> What you are asked to do: Find the lines of data that contain the string "муниципальных", then list them.

> Extracted material:
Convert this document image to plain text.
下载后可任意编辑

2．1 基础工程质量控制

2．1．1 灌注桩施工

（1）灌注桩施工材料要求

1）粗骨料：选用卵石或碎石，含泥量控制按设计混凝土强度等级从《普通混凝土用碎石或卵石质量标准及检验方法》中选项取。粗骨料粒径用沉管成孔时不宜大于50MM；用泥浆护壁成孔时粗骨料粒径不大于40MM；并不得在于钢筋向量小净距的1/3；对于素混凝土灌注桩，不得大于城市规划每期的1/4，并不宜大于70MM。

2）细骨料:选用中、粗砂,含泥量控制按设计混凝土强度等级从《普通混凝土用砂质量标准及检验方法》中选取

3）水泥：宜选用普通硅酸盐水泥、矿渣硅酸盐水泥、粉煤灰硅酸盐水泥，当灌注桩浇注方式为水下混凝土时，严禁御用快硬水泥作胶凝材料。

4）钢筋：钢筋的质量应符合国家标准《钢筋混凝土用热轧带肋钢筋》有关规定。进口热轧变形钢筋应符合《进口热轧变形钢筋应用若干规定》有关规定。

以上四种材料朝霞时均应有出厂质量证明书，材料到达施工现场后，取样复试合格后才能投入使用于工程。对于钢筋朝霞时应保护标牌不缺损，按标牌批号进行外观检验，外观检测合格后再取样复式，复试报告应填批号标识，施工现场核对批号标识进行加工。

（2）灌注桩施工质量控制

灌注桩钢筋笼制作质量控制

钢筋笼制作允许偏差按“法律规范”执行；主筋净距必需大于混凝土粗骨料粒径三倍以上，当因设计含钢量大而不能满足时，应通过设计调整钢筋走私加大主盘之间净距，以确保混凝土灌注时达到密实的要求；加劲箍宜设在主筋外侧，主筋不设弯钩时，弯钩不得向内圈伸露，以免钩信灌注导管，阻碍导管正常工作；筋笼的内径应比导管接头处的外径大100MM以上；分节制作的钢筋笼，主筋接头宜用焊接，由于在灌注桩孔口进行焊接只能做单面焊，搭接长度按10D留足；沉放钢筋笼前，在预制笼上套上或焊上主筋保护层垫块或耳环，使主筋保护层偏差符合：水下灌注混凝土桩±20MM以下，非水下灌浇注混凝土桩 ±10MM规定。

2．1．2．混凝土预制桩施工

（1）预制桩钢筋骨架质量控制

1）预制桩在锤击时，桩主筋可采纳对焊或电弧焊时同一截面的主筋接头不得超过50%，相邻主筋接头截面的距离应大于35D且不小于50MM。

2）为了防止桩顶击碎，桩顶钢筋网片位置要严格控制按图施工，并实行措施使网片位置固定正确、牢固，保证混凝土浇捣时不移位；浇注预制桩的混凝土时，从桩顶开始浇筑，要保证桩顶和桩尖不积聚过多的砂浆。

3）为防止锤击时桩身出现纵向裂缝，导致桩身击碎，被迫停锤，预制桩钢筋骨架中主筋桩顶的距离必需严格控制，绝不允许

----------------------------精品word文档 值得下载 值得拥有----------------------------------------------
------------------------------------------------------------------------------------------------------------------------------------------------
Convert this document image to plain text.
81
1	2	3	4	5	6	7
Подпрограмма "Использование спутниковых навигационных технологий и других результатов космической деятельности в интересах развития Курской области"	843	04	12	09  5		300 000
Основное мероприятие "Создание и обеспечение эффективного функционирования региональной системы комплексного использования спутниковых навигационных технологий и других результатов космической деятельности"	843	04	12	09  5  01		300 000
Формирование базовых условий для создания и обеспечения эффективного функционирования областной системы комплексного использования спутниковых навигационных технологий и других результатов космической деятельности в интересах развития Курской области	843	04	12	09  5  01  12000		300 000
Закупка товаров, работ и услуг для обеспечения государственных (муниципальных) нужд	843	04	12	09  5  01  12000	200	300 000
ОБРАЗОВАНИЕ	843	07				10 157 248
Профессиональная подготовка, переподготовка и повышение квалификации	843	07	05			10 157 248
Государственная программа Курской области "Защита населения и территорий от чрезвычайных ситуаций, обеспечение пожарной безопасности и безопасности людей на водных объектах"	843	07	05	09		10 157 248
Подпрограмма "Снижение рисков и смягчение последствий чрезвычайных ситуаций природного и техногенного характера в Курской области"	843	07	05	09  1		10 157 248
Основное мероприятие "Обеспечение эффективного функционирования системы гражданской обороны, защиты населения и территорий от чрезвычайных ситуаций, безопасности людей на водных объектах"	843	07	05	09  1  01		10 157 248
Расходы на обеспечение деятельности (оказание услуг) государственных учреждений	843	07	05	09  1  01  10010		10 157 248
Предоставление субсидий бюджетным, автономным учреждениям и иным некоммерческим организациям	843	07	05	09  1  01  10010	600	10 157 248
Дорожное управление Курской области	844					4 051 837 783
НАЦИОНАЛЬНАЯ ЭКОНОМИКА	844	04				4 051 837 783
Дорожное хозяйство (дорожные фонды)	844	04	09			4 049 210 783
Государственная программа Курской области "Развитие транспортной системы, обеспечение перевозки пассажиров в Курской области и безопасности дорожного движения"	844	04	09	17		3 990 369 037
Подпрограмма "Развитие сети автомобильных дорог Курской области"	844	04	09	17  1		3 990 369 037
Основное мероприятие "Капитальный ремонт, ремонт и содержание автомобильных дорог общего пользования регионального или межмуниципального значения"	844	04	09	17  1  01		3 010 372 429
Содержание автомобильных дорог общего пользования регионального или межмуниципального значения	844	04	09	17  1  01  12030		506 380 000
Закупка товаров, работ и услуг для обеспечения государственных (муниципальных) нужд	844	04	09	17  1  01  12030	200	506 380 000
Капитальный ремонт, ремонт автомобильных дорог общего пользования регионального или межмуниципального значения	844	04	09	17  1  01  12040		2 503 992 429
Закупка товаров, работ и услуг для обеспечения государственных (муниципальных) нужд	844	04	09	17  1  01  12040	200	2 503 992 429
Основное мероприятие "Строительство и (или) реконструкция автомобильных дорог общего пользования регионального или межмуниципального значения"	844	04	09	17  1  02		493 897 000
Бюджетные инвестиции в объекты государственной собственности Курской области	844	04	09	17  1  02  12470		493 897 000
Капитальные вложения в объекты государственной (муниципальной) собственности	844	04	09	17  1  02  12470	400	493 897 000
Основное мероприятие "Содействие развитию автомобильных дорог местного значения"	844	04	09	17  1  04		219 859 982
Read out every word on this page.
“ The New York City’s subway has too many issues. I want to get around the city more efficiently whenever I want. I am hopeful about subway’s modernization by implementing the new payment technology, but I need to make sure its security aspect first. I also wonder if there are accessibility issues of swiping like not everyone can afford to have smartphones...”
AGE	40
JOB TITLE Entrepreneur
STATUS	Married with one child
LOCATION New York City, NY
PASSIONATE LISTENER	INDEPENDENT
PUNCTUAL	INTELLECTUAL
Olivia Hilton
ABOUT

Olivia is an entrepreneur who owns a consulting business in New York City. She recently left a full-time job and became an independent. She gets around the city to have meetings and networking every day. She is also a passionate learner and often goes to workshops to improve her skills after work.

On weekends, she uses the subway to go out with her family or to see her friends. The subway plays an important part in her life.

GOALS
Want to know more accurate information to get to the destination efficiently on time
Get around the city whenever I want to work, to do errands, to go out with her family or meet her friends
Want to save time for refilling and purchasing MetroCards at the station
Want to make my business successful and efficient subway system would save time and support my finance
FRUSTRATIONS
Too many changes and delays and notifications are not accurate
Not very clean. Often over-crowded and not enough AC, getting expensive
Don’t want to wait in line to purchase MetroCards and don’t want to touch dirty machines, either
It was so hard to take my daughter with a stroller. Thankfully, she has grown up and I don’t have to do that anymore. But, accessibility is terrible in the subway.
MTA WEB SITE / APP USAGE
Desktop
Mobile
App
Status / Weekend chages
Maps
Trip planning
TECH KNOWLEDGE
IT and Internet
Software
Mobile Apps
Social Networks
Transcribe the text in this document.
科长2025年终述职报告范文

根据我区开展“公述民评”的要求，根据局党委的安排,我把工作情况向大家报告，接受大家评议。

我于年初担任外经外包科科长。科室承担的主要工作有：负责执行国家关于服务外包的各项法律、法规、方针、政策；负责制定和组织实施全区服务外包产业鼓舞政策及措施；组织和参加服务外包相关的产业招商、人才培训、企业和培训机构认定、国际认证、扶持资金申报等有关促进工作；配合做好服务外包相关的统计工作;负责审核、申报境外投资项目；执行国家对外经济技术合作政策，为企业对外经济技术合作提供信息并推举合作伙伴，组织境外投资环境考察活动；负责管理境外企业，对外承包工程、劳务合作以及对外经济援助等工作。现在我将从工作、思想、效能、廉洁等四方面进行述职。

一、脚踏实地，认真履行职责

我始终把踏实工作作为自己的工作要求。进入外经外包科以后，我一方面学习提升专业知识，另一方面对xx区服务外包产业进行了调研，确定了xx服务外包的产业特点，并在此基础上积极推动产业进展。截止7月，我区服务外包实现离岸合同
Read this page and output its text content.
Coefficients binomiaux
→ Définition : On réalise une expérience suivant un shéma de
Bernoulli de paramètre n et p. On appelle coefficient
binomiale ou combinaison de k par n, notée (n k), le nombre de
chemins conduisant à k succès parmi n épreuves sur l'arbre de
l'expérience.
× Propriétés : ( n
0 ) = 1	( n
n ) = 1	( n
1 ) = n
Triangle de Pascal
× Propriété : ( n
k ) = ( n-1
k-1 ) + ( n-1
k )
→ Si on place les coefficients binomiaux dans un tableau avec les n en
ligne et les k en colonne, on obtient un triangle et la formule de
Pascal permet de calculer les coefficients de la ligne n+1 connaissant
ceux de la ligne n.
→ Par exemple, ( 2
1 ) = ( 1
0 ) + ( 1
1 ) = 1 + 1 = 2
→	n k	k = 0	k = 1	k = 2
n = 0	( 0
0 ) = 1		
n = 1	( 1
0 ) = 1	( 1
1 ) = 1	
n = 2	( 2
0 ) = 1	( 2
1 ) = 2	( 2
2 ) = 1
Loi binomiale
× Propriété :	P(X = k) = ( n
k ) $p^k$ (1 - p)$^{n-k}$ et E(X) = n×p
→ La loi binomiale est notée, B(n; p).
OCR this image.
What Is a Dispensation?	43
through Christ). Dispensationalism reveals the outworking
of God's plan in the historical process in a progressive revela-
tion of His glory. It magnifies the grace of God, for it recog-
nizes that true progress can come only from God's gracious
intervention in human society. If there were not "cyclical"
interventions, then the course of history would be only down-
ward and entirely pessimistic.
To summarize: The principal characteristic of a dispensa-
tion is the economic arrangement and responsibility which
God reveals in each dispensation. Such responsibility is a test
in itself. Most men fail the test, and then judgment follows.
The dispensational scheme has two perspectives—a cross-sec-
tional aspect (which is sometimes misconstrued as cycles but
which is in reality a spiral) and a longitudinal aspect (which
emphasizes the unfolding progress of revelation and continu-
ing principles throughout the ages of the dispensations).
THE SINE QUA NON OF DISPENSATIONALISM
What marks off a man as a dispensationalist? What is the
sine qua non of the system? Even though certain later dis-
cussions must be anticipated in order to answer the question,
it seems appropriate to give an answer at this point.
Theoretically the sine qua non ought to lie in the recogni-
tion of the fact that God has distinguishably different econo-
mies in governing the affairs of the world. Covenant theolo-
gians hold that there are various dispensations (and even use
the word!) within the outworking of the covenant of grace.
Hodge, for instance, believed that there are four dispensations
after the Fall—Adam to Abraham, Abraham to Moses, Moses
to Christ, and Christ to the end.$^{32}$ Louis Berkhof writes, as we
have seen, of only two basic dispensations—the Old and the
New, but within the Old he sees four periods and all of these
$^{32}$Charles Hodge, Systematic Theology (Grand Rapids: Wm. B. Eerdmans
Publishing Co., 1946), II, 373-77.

> Finished task:
Закупка товаров, работ и услуг для обеспечения государственных (муниципальных) нужд	843	04	12	09  5  01  12000	200	300 000
Закупка товаров, работ и услуг для обеспечения государственных (муниципальных) нужд	844	04	09	17  1  01  12030	200	506 380 000
Закупка товаров, работ и услуг для обеспечения государственных (муниципальных) нужд	844	04	09	17  1  01  12040	200	2 503 992 429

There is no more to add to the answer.